## EXERCISE BRIEF
Please repeat all of the listing exactly.

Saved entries
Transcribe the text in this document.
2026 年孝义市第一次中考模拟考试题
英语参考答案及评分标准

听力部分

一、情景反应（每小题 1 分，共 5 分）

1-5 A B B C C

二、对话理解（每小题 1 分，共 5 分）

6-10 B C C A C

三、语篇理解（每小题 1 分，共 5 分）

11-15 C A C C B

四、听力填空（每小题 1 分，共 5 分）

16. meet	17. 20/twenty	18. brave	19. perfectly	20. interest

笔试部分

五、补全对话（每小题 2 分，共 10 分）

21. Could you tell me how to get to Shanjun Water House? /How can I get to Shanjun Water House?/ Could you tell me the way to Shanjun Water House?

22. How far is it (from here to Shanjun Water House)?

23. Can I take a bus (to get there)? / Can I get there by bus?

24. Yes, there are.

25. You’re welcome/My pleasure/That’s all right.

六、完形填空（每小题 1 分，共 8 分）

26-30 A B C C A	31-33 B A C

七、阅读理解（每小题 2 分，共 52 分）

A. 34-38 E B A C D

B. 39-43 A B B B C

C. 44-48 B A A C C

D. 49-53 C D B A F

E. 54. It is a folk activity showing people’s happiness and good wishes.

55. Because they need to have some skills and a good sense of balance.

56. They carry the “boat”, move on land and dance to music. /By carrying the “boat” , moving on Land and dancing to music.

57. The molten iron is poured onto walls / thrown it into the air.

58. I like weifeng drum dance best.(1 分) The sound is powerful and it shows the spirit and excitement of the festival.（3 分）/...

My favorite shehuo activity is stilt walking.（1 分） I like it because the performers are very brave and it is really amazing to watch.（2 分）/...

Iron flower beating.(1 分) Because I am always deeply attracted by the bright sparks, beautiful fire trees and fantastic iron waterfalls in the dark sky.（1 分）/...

## RESPONSE TO THE EXERCISE
Transcribe the text in this document.
2026 年孝义市第一次中考模拟考试题
英语参考答案及评分标准

听力部分

一、情景反应（每小题 1 分，共 5 分）

1-5 A B B C C

二、对话理解（每小题 1 分，共 5 分）

6-10 B C C A C

三、语篇理解（每小题 1 分，共 5 分）

11-15 C A C C B

四、听力填空（每小题 1 分，共 5 分）

16. meet	17. 20/twenty	18. brave	19. perfectly	20. interest

笔试部分

五、补全对话（每小题 2 分，共 10 分）

21. Could you tell me how to get to Shanjun Water House? /How can I get to Shanjun Water House?/ Could you tell me the way to Shanjun Water House?

22. How far is it (from here to Shanjun Water House)?

23. Can I take a bus (to get there)? / Can I get there by bus?

24. Yes, there are.

25. You’re welcome/My pleasure/That’s all right.

六、完形填空（每小题 1 分，共 8 分）

26-30 A B C C A	31-33 B A C

七、阅读理解（每小题 2 分，共 52 分）

A. 34-38 E B A C D

B. 39-43 A B B B C

C. 44-48 B A A C C

D. 49-53 C D B A F

E. 54. It is a folk activity showing people’s happiness and good wishes.

55. Because they need to have some skills and a good sense of balance.

56. They carry the “boat”, move on land and dance to music. /By carrying the “boat” , moving on Land and dancing to music.

57. The molten iron is poured onto walls / thrown it into the air.

58. I like weifeng drum dance best.(1 分) The sound is powerful and it shows the spirit and excitement of the festival.（3 分）/...

My favorite shehuo activity is stilt walking.（1 分） I like it because the performers are very brave and it is really amazing to watch.（2 分）/...

Iron flower beating.(1 分) Because I am always deeply attracted by the bright sparks, beautiful fire trees and fantastic iron waterfalls in the dark sky.（1 分）/...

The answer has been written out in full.